• [SELECTION]
## begin
The biggest issue that the community faces is the lack of toilets. Only 30% of the inhabitants have access to toilets. As Magic Bus works in the area of health and hygiene awareness, this was one of the main reasons Magic Bus chose to set up a programme here.
With permission from the village Sarpanch, Magic Bus conducted a demo session where people from the community were invited to participate so they could understand how the programme works. Sport for Development (S4D) sessions in Padasgaon started in February 2011 with 27 children. Today, 87 children from the community – including 41 girls and 46 boys – attend the Magic Bus programme.
10-year-old Kajal Manohar Madhavi is one of the many below poverty households in Padasgaon.
Kajal’s family earns INR 5000 a month through farming and menial jobs. They live in a mud house in Palasgaon. Both Kajal and her younger brother go to school, but are shy children.
When Kajal joined the Magic Bus programme, she was extremely nervous about being a part of a group. She was hesitant to speak to people and would shy away from joining the group games as well. She was also reluctant to participate in activities that were conducted with a mixed group with boys.
## end
(Extracted data entries)
## begin
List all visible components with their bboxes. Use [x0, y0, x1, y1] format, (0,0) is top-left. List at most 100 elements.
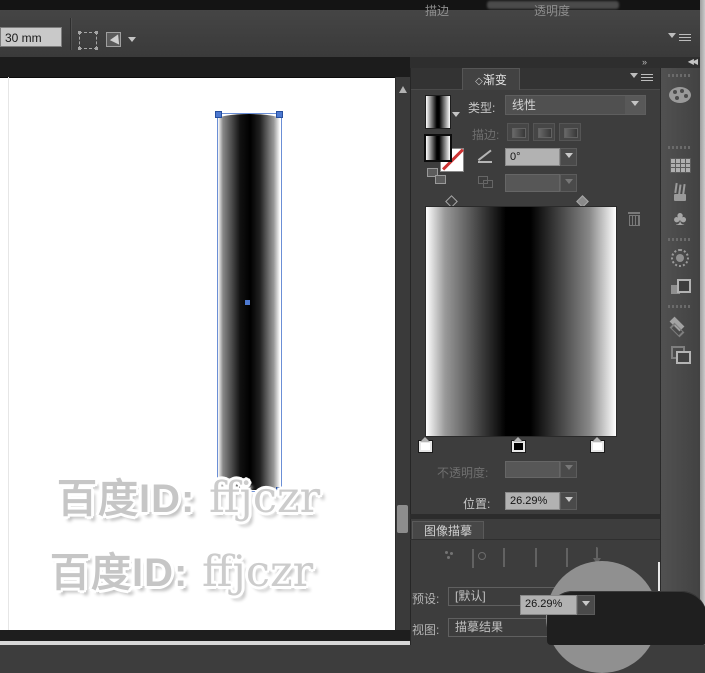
stop-color	[593, 443, 602, 450]
camera-icon	[472, 549, 474, 568]
fill-gradient-swatch[interactable]	[424, 134, 452, 162]
watermark-en: ffjczr	[195, 473, 321, 523]
delete-stop-icon[interactable]	[628, 212, 640, 226]
aspect-dropdown-button	[560, 174, 577, 192]
tab-image-trace[interactable]: 图像描摹	[412, 521, 484, 540]
layers-icon	[670, 317, 690, 333]
watermark-en: ffjczr	[188, 547, 314, 597]
gradient-panel-menu-icon[interactable]	[630, 73, 653, 82]
tab-diamond-icon: ◇	[475, 76, 483, 87]
dashed-circle-icon	[671, 249, 689, 267]
type-select-arrow	[625, 96, 645, 114]
stop-color	[421, 443, 430, 450]
dock-symbols-button[interactable]: ♣	[662, 206, 698, 232]
panel-collapse-left-icon[interactable]: »	[410, 57, 660, 68]
percent-popup-field[interactable]: 26.29%	[520, 595, 577, 615]
bbox-corner	[78, 47, 81, 50]
gradient-preview[interactable]	[425, 206, 617, 437]
gradient-swatch-dropdown-arrow[interactable]	[452, 112, 460, 121]
tab-stroke[interactable]: 描边	[414, 0, 460, 22]
dock-drag-handle[interactable]	[668, 74, 692, 77]
chevron-down-icon	[564, 178, 573, 188]
angle-dropdown-button[interactable]	[560, 148, 577, 166]
gradient-stop-right[interactable]	[590, 437, 605, 453]
canvas-bottom-strip	[0, 630, 410, 641]
dock-drag-handle[interactable]	[668, 305, 692, 308]
scrollbar-up-arrow[interactable]	[399, 82, 407, 93]
anchor-top-right[interactable]	[276, 111, 283, 118]
menu-arrow-icon	[668, 33, 676, 42]
grid-icon	[503, 548, 505, 567]
stroke-glyph	[512, 128, 526, 138]
reverse-glyph	[435, 175, 446, 184]
menu-lines-icon	[641, 73, 653, 82]
control-bar: 30 mm	[0, 10, 705, 58]
high-color-button[interactable]	[472, 549, 474, 568]
aspect-glyph	[483, 180, 493, 188]
aspect-field-disabled	[505, 174, 560, 192]
bbox-corner	[78, 31, 81, 34]
dock-drag-handle[interactable]	[668, 238, 692, 241]
anchor-top-left[interactable]	[215, 111, 222, 118]
type-value: 线性	[512, 98, 537, 112]
dock-color-guide-button[interactable]	[662, 112, 698, 138]
position-field[interactable]: 26.29%	[505, 492, 560, 510]
gradient-stop-middle-selected[interactable]	[511, 437, 526, 453]
control-panel-menu-icon[interactable]	[668, 33, 691, 42]
grayscale-button[interactable]	[535, 548, 537, 567]
dock-layers-button[interactable]	[662, 312, 698, 338]
position-dropdown-button[interactable]	[560, 492, 577, 510]
dock-swatches-button[interactable]	[662, 152, 698, 178]
document-tab-strip	[0, 57, 410, 78]
chevron-down-icon	[564, 496, 573, 506]
dock-artboards-button[interactable]	[662, 341, 698, 367]
panel-tab-bar	[411, 68, 660, 90]
aspect-ratio-icon	[478, 176, 493, 188]
gradient-across-stroke-button[interactable]	[559, 123, 581, 141]
dock-color-panel-button[interactable]	[662, 82, 698, 108]
view-label: 视图:	[412, 623, 440, 637]
chevron-down-icon	[631, 100, 639, 110]
watermark-cn: 百度ID:	[50, 551, 189, 595]
opacity-dropdown-button	[560, 461, 577, 478]
watermark-line-2: 百度ID: ffjczr	[50, 540, 313, 598]
angle-field[interactable]: 0°	[505, 148, 560, 166]
cursor-arrow-icon	[109, 34, 127, 52]
artboards-icon	[671, 346, 691, 364]
preset-label: 预设:	[412, 592, 440, 606]
type-select[interactable]: 线性	[505, 95, 646, 115]
toolbar-separator	[70, 18, 71, 50]
percent-popup-dropdown-button[interactable]	[577, 595, 595, 615]
dock-drag-handle[interactable]	[668, 146, 692, 149]
gradient-within-stroke-button[interactable]	[507, 123, 529, 141]
menu-arrow-icon	[630, 73, 638, 82]
pathfinder-icon	[671, 279, 691, 295]
gradient-swatch-thumbnail[interactable]	[425, 95, 451, 129]
dock-brushes-button[interactable]	[662, 179, 698, 205]
dock-stroke-panel-button[interactable]	[662, 245, 698, 271]
opacity-field-disabled	[505, 461, 560, 478]
tab-gradient[interactable]: ◇渐变	[462, 68, 520, 90]
grayscale-icon	[535, 548, 537, 567]
reverse-gradient-icon[interactable]	[427, 168, 447, 184]
gradient-along-stroke-button[interactable]	[533, 123, 555, 141]
opacity-label: 不透明度:	[437, 466, 489, 480]
bounding-box-icon[interactable]	[78, 31, 98, 50]
trash-lid	[628, 212, 640, 214]
stroke-glyph	[564, 128, 578, 138]
low-color-button[interactable]	[503, 548, 505, 567]
position-label: 位置:	[463, 497, 491, 511]
select-similar-dropdown-arrow[interactable]	[128, 37, 136, 46]
gradient-stop-left[interactable]	[418, 437, 433, 453]
bbox-corner	[95, 31, 98, 34]
vertical-scrollbar[interactable]	[395, 77, 410, 630]
chevron-down-icon	[564, 465, 573, 474]
dock-pathfinder-button[interactable]	[662, 274, 698, 300]
tab-gradient-label: 渐变	[482, 73, 507, 87]
size-input[interactable]: 30 mm	[0, 27, 62, 47]
tab-transparency[interactable]: 透明度	[524, 0, 580, 22]
scrollbar-thumb[interactable]	[397, 505, 408, 533]
black-white-button[interactable]	[566, 548, 568, 567]
symbols-icon: ♣	[673, 208, 687, 230]
dock-expand-icon[interactable]: ◀◀	[660, 57, 700, 68]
## end
• [SET TASK A]
According to the Padasgaon passage, why did Magic Bus choose to set up a programme in that community? Answer in one to three sentences.
• [SET TASK B]
Carry on the Padasgaon passage, starting after its final sentence.
None of this data is needed.

• [OUTPUT A]
The community's biggest issue is a lack of toilets, and only 30% of the inhabitants have access to them. Because Magic Bus works on health and hygiene awareness, this was one of the main reasons it set up a programme there.

• [OUTPUT B]
We recognised her apprehensions and began helping her overcome them. They invited her for counselling sessions on gender equality, explaining that she was just as intelligent and strong as the other children and she had the right to play with all her friends. They began weaving this message into group sessions and encouraged Kajal to start participating in group activities to build her confidence.
Today, Kajal is blossoming into a strong young girl. She enthusiastically participates in all the Magic Bus sessions and believes that these changes in her life will help her become a successful person one day.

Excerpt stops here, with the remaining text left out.